Stored entries
------------
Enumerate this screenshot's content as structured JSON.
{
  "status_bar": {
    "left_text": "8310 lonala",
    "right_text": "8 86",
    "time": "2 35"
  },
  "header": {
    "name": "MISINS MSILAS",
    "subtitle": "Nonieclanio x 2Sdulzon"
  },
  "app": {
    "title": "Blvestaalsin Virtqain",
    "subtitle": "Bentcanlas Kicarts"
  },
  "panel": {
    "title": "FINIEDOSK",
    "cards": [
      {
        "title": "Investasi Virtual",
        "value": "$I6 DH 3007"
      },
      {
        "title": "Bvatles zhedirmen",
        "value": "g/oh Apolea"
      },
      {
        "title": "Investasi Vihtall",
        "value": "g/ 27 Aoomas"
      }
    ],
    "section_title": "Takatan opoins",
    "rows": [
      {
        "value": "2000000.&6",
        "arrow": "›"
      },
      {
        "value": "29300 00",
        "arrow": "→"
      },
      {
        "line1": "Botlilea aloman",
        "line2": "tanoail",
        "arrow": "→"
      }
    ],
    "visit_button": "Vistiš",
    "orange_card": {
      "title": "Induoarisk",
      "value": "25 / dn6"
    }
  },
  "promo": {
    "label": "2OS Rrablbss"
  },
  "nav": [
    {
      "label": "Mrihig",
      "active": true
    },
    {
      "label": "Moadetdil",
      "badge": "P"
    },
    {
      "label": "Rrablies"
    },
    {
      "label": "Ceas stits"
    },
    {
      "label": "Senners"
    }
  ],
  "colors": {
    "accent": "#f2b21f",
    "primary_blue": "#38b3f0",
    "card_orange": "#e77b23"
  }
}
------------
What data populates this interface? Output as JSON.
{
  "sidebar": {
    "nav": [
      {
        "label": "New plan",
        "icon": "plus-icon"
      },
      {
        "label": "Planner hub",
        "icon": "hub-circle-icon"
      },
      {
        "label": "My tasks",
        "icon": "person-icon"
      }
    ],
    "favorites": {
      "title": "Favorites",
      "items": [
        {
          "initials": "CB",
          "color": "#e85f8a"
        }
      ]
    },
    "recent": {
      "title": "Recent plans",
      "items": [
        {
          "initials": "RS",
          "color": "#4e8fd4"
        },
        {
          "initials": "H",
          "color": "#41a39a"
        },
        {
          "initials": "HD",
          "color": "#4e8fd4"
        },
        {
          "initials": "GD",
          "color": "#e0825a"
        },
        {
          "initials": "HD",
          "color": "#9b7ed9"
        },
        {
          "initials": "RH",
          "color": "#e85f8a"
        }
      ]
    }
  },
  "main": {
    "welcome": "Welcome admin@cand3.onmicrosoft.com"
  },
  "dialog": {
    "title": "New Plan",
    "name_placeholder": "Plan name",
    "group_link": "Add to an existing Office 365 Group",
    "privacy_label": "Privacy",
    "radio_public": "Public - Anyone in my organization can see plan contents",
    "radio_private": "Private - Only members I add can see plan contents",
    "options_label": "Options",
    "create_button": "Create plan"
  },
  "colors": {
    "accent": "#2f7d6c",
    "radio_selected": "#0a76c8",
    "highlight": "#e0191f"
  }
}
------------
Show all lines above holding "value".

RESULT OF THE TASK ::
        "value": "$I6 DH 3007"
        "value": "g/oh Apolea"
        "value": "g/ 27 Aoomas"
        "value": "2000000.&6",
        "value": "29300 00",
      "value": "25 / dn6"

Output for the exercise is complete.